### WHAT IS EXPECTED
Show all lines holding the string "Material".

--------------------------------

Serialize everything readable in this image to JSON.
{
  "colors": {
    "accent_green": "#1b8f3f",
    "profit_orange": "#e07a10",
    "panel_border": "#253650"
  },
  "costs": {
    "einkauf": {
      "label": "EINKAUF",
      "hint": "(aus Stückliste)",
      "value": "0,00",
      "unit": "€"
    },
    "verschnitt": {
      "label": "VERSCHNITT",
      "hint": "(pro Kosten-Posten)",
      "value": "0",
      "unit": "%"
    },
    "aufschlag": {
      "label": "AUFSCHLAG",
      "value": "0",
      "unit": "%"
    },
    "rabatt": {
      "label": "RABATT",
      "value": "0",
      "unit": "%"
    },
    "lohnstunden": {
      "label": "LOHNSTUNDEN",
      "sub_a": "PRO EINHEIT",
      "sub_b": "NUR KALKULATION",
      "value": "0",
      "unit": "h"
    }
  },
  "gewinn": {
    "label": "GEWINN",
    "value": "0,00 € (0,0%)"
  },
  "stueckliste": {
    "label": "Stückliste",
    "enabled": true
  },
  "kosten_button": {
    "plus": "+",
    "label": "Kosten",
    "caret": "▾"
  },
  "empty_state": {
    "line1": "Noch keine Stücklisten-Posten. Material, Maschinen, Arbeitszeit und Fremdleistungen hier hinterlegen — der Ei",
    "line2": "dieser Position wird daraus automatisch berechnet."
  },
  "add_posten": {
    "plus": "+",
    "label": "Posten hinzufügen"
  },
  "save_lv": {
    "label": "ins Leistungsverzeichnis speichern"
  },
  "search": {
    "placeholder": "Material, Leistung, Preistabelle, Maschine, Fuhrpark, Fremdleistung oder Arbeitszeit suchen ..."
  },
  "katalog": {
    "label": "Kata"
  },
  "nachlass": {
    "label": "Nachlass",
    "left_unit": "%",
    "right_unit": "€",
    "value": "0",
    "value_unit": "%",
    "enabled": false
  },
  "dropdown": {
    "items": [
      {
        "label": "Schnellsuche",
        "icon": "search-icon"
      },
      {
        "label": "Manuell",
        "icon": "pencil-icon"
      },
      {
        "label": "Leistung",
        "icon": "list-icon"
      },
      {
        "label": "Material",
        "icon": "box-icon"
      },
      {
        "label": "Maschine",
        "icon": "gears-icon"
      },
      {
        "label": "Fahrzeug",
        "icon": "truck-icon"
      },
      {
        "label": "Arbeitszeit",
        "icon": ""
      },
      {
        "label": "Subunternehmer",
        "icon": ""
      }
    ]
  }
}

--------------------------------

### OUTPUT
    "line1": "Noch keine Stücklisten-Posten. Material, Maschinen, Arbeitszeit und Fremdleistungen hier hinterlegen — der Ei",
    "placeholder": "Material, Leistung, Preistabelle, Maschine, Fuhrpark, Fremdleistung oder Arbeitszeit suchen ..."
        "label": "Material",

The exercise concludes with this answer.